**Task details:** Below are the records; pull every line that includes "words".

+++ Data listing +++

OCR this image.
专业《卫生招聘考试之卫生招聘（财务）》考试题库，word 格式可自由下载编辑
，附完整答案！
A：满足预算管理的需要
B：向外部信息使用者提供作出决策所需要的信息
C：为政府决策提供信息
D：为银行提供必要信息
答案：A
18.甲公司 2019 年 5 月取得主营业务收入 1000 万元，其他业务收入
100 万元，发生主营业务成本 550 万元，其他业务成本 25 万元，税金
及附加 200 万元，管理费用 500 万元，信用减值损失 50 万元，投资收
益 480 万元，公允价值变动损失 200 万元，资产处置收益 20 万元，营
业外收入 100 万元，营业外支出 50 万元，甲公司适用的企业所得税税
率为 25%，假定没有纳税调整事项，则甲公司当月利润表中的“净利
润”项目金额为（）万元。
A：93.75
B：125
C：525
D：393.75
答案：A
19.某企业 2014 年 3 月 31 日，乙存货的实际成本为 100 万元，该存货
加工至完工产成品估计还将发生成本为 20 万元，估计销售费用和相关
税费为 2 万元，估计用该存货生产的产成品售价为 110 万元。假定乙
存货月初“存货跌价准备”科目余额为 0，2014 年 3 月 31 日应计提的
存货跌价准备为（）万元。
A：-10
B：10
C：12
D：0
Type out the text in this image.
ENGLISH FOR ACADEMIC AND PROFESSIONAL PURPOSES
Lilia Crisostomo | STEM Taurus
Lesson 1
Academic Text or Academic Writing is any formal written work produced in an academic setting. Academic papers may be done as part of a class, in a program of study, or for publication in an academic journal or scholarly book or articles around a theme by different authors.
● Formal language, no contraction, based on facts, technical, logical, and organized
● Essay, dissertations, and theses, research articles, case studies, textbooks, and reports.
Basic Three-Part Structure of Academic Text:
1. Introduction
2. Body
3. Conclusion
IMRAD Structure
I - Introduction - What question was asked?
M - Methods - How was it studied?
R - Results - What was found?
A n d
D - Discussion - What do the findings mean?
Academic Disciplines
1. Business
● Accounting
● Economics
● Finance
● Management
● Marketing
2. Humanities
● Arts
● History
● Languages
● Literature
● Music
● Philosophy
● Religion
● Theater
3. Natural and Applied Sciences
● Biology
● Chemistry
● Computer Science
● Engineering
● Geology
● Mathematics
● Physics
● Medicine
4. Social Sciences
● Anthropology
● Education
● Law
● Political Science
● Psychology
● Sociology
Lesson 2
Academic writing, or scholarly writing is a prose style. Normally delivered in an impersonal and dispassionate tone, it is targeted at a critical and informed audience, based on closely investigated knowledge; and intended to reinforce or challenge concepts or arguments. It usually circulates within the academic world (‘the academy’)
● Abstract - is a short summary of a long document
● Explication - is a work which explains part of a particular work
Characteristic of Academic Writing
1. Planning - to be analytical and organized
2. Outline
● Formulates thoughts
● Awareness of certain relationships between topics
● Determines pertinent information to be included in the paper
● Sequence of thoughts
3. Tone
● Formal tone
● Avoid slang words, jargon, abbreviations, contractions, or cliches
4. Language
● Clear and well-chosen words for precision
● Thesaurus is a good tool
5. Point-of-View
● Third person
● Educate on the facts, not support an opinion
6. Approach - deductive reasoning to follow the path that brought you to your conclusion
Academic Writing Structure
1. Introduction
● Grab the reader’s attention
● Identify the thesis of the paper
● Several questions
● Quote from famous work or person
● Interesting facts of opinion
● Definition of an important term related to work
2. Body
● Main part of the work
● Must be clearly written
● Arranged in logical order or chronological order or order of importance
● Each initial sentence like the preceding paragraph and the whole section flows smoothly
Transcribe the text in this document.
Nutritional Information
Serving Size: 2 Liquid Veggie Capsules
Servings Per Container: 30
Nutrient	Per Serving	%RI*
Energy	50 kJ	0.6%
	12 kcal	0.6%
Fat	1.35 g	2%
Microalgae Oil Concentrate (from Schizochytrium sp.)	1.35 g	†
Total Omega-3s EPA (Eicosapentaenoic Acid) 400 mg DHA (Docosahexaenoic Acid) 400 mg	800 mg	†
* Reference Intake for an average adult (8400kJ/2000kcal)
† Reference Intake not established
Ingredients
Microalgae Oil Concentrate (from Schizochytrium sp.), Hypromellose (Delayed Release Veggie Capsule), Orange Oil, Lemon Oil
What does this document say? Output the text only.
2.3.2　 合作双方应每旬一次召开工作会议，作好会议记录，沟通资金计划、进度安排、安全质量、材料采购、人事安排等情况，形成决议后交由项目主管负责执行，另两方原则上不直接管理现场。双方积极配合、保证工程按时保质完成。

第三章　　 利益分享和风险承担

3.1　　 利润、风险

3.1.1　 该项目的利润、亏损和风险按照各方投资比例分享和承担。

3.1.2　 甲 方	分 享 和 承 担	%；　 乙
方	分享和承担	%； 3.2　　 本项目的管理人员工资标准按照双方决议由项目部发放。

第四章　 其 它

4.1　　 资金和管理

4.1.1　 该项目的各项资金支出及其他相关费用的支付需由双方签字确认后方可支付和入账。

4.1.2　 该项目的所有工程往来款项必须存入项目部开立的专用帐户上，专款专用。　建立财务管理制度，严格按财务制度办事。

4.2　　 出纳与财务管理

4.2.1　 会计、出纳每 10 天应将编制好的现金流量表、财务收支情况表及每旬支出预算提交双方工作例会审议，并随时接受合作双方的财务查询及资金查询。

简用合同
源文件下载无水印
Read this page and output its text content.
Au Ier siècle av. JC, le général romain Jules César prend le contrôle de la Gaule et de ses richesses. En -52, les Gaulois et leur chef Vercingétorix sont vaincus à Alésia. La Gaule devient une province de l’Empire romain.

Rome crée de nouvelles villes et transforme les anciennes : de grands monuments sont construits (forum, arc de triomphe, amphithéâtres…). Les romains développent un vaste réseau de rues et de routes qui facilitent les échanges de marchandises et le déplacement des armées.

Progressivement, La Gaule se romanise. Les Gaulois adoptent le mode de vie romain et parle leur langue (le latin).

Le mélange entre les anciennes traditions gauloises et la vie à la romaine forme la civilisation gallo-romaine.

+++

**Completed exercise:**
● Avoid slang words, jargon, abbreviations, contractions, or cliches
● Clear and well-chosen words for precision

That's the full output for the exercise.